Given exercise: Below are some entries. Output each one exactly as it appears.

Saved data entries:

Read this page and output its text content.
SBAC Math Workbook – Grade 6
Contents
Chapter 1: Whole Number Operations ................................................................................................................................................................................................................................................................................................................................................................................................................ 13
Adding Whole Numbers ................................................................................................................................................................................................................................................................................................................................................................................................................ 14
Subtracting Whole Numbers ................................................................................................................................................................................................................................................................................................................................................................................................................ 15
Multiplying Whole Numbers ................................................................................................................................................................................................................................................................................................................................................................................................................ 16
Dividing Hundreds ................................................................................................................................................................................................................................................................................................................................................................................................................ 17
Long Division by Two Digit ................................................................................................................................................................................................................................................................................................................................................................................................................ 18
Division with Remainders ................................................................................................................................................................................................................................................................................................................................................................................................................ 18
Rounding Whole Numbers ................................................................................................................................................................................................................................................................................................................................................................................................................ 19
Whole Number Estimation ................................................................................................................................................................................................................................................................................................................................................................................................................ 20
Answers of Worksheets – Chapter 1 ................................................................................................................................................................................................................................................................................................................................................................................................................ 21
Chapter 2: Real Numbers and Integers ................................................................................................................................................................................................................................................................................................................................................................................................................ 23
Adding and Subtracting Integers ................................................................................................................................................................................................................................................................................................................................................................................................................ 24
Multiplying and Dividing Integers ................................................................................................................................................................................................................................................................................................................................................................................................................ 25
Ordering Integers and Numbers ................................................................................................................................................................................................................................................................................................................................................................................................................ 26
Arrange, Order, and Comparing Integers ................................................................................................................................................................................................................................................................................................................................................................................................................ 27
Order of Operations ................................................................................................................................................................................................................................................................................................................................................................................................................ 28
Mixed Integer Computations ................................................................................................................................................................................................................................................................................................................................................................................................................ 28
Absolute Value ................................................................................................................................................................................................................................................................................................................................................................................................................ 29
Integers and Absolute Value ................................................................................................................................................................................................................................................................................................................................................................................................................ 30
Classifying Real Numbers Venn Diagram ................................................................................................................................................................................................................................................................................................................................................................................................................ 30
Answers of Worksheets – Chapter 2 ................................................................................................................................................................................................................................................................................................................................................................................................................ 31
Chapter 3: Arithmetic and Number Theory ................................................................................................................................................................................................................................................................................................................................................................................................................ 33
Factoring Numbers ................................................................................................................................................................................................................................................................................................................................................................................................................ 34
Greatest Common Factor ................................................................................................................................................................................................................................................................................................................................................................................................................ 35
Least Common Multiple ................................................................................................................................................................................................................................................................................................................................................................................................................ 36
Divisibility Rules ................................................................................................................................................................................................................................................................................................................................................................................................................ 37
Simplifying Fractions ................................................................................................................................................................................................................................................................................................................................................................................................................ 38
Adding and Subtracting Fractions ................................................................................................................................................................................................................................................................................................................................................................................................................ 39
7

Output for this exercise:
Read this page and output its text content.
SBAC Math Workbook – Grade 6
Contents
Chapter 1: Whole Number Operations ................................................................................................................................................................................................................................................................................................................................................................................................................ 13
Adding Whole Numbers ................................................................................................................................................................................................................................................................................................................................................................................................................ 14
Subtracting Whole Numbers ................................................................................................................................................................................................................................................................................................................................................................................................................ 15
Multiplying Whole Numbers ................................................................................................................................................................................................................................................................................................................................................................................................................ 16
Dividing Hundreds ................................................................................................................................................................................................................................................................................................................................................................................................................ 17
Long Division by Two Digit ................................................................................................................................................................................................................................................................................................................................................................................................................ 18
Division with Remainders ................................................................................................................................................................................................................................................................................................................................................................................................................ 18
Rounding Whole Numbers ................................................................................................................................................................................................................................................................................................................................................................................................................ 19
Whole Number Estimation ................................................................................................................................................................................................................................................................................................................................................................................................................ 20
Answers of Worksheets – Chapter 1 ................................................................................................................................................................................................................................................................................................................................................................................................................ 21
Chapter 2: Real Numbers and Integers ................................................................................................................................................................................................................................................................................................................................................................................................................ 23
Adding and Subtracting Integers ................................................................................................................................................................................................................................................................................................................................................................................................................ 24
Multiplying and Dividing Integers ................................................................................................................................................................................................................................................................................................................................................................................................................ 25
Ordering Integers and Numbers ................................................................................................................................................................................................................................................................................................................................................................................................................ 26
Arrange, Order, and Comparing Integers ................................................................................................................................................................................................................................................................................................................................................................................................................ 27
Order of Operations ................................................................................................................................................................................................................................................................................................................................................................................................................ 28
Mixed Integer Computations ................................................................................................................................................................................................................................................................................................................................................................................................................ 28
Absolute Value ................................................................................................................................................................................................................................................................................................................................................................................................................ 29
Integers and Absolute Value ................................................................................................................................................................................................................................................................................................................................................................................................................ 30
Classifying Real Numbers Venn Diagram ................................................................................................................................................................................................................................................................................................................................................................................................................ 30
Answers of Worksheets – Chapter 2 ................................................................................................................................................................................................................................................................................................................................................................................................................ 31
Chapter 3: Arithmetic and Number Theory ................................................................................................................................................................................................................................................................................................................................................................................................................ 33
Factoring Numbers ................................................................................................................................................................................................................................................................................................................................................................................................................ 34
Greatest Common Factor ................................................................................................................................................................................................................................................................................................................................................................................................................ 35
Least Common Multiple ................................................................................................................................................................................................................................................................................................................................................................................................................ 36
Divisibility Rules ................................................................................................................................................................................................................................................................................................................................................................................................................ 37
Simplifying Fractions ................................................................................................................................................................................................................................................................................................................................................................................................................ 38
Adding and Subtracting Fractions ................................................................................................................................................................................................................................................................................................................................................................................................................ 39
7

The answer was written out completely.